RECORDS TO PROCESS

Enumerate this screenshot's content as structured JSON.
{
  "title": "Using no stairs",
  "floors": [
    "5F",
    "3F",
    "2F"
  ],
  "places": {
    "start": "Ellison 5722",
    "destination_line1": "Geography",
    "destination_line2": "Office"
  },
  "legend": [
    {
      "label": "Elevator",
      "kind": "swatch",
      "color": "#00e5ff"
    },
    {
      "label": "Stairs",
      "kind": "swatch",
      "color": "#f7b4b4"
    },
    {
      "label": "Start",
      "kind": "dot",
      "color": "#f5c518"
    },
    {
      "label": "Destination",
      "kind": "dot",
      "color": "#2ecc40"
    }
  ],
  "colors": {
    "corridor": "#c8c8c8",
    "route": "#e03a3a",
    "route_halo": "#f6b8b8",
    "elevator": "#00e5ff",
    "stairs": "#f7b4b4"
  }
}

THE REQUEST
Set down all of the entries exactly, please.

THE ANSWER
Enumerate this screenshot's content as structured JSON.
{
  "title": "Using no stairs",
  "floors": [
    "5F",
    "3F",
    "2F"
  ],
  "places": {
    "start": "Ellison 5722",
    "destination_line1": "Geography",
    "destination_line2": "Office"
  },
  "legend": [
    {
      "label": "Elevator",
      "kind": "swatch",
      "color": "#00e5ff"
    },
    {
      "label": "Stairs",
      "kind": "swatch",
      "color": "#f7b4b4"
    },
    {
      "label": "Start",
      "kind": "dot",
      "color": "#f5c518"
    },
    {
      "label": "Destination",
      "kind": "dot",
      "color": "#2ecc40"
    }
  ],
  "colors": {
    "corridor": "#c8c8c8",
    "route": "#e03a3a",
    "route_halo": "#f6b8b8",
    "elevator": "#00e5ff",
    "stairs": "#f7b4b4"
  }
}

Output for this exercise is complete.